Goal: Please give the data below again in full, exactly as it stands.

Extracted records:
— begin —

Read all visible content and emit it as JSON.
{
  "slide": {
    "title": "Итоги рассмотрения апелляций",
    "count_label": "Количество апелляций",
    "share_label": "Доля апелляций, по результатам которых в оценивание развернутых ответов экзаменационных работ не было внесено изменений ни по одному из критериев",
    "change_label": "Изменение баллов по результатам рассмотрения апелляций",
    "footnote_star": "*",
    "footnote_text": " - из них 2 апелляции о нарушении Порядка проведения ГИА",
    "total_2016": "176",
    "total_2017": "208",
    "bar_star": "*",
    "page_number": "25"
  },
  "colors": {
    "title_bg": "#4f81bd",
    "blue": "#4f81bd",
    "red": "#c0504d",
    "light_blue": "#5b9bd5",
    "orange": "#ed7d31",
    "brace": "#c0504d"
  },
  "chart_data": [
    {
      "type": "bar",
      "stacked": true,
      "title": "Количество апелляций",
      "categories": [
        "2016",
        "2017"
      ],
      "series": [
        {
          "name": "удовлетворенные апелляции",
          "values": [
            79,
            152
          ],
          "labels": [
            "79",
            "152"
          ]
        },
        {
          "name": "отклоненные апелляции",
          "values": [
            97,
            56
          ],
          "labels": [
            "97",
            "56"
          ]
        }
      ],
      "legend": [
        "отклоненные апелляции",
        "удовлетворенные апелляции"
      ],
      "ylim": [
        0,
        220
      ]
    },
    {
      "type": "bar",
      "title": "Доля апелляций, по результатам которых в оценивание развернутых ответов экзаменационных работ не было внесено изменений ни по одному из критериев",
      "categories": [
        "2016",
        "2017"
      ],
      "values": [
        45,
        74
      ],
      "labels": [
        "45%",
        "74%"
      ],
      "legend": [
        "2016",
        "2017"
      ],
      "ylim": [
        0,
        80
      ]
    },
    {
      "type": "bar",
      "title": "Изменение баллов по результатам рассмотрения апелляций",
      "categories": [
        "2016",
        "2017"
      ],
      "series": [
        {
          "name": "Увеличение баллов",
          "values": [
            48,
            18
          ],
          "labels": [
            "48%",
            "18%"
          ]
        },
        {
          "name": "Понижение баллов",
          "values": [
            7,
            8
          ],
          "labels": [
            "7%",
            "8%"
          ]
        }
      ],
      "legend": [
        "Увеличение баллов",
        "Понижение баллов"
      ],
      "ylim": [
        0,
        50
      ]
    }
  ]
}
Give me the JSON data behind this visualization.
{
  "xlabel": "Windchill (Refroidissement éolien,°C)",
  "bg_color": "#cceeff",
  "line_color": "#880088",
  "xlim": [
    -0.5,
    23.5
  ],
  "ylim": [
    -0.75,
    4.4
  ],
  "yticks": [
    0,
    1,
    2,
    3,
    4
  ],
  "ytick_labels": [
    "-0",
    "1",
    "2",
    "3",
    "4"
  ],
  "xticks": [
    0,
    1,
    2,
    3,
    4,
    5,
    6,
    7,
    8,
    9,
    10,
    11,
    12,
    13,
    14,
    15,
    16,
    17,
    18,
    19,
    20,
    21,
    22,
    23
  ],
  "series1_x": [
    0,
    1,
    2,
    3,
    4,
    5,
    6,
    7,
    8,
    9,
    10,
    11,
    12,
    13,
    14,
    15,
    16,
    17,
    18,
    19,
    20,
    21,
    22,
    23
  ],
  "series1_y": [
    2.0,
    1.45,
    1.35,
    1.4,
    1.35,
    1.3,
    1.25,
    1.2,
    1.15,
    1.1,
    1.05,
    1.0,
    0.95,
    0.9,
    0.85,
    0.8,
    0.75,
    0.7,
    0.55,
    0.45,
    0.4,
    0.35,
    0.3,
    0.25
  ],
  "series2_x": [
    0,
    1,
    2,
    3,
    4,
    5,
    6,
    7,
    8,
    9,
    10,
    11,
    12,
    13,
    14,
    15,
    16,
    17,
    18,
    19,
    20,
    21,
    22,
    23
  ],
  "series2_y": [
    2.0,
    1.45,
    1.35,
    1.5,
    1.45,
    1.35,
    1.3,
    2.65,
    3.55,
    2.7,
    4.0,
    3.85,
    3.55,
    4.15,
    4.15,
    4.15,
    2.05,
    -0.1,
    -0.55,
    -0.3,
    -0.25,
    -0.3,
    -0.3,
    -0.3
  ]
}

— end —

Output below:
Read all visible content and emit it as JSON.
{
  "slide": {
    "title": "Итоги рассмотрения апелляций",
    "count_label": "Количество апелляций",
    "share_label": "Доля апелляций, по результатам которых в оценивание развернутых ответов экзаменационных работ не было внесено изменений ни по одному из критериев",
    "change_label": "Изменение баллов по результатам рассмотрения апелляций",
    "footnote_star": "*",
    "footnote_text": " - из них 2 апелляции о нарушении Порядка проведения ГИА",
    "total_2016": "176",
    "total_2017": "208",
    "bar_star": "*",
    "page_number": "25"
  },
  "colors": {
    "title_bg": "#4f81bd",
    "blue": "#4f81bd",
    "red": "#c0504d",
    "light_blue": "#5b9bd5",
    "orange": "#ed7d31",
    "brace": "#c0504d"
  },
  "chart_data": [
    {
      "type": "bar",
      "stacked": true,
      "title": "Количество апелляций",
      "categories": [
        "2016",
        "2017"
      ],
      "series": [
        {
          "name": "удовлетворенные апелляции",
          "values": [
            79,
            152
          ],
          "labels": [
            "79",
            "152"
          ]
        },
        {
          "name": "отклоненные апелляции",
          "values": [
            97,
            56
          ],
          "labels": [
            "97",
            "56"
          ]
        }
      ],
      "legend": [
        "отклоненные апелляции",
        "удовлетворенные апелляции"
      ],
      "ylim": [
        0,
        220
      ]
    },
    {
      "type": "bar",
      "title": "Доля апелляций, по результатам которых в оценивание развернутых ответов экзаменационных работ не было внесено изменений ни по одному из критериев",
      "categories": [
        "2016",
        "2017"
      ],
      "values": [
        45,
        74
      ],
      "labels": [
        "45%",
        "74%"
      ],
      "legend": [
        "2016",
        "2017"
      ],
      "ylim": [
        0,
        80
      ]
    },
    {
      "type": "bar",
      "title": "Изменение баллов по результатам рассмотрения апелляций",
      "categories": [
        "2016",
        "2017"
      ],
      "series": [
        {
          "name": "Увеличение баллов",
          "values": [
            48,
            18
          ],
          "labels": [
            "48%",
            "18%"
          ]
        },
        {
          "name": "Понижение баллов",
          "values": [
            7,
            8
          ],
          "labels": [
            "7%",
            "8%"
          ]
        }
      ],
      "legend": [
        "Увеличение баллов",
        "Понижение баллов"
      ],
      "ylim": [
        0,
        50
      ]
    }
  ]
}
Give me the JSON data behind this visualization.
{
  "xlabel": "Windchill (Refroidissement éolien,°C)",
  "bg_color": "#cceeff",
  "line_color": "#880088",
  "xlim": [
    -0.5,
    23.5
  ],
  "ylim": [
    -0.75,
    4.4
  ],
  "yticks": [
    0,
    1,
    2,
    3,
    4
  ],
  "ytick_labels": [
    "-0",
    "1",
    "2",
    "3",
    "4"
  ],
  "xticks": [
    0,
    1,
    2,
    3,
    4,
    5,
    6,
    7,
    8,
    9,
    10,
    11,
    12,
    13,
    14,
    15,
    16,
    17,
    18,
    19,
    20,
    21,
    22,
    23
  ],
  "series1_x": [
    0,
    1,
    2,
    3,
    4,
    5,
    6,
    7,
    8,
    9,
    10,
    11,
    12,
    13,
    14,
    15,
    16,
    17,
    18,
    19,
    20,
    21,
    22,
    23
  ],
  "series1_y": [
    2.0,
    1.45,
    1.35,
    1.4,
    1.35,
    1.3,
    1.25,
    1.2,
    1.15,
    1.1,
    1.05,
    1.0,
    0.95,
    0.9,
    0.85,
    0.8,
    0.75,
    0.7,
    0.55,
    0.45,
    0.4,
    0.35,
    0.3,
    0.25
  ],
  "series2_x": [
    0,
    1,
    2,
    3,
    4,
    5,
    6,
    7,
    8,
    9,
    10,
    11,
    12,
    13,
    14,
    15,
    16,
    17,
    18,
    19,
    20,
    21,
    22,
    23
  ],
  "series2_y": [
    2.0,
    1.45,
    1.35,
    1.5,
    1.45,
    1.35,
    1.3,
    2.65,
    3.55,
    2.7,
    4.0,
    3.85,
    3.55,
    4.15,
    4.15,
    4.15,
    2.05,
    -0.1,
    -0.55,
    -0.3,
    -0.25,
    -0.3,
    -0.3,
    -0.3
  ]
}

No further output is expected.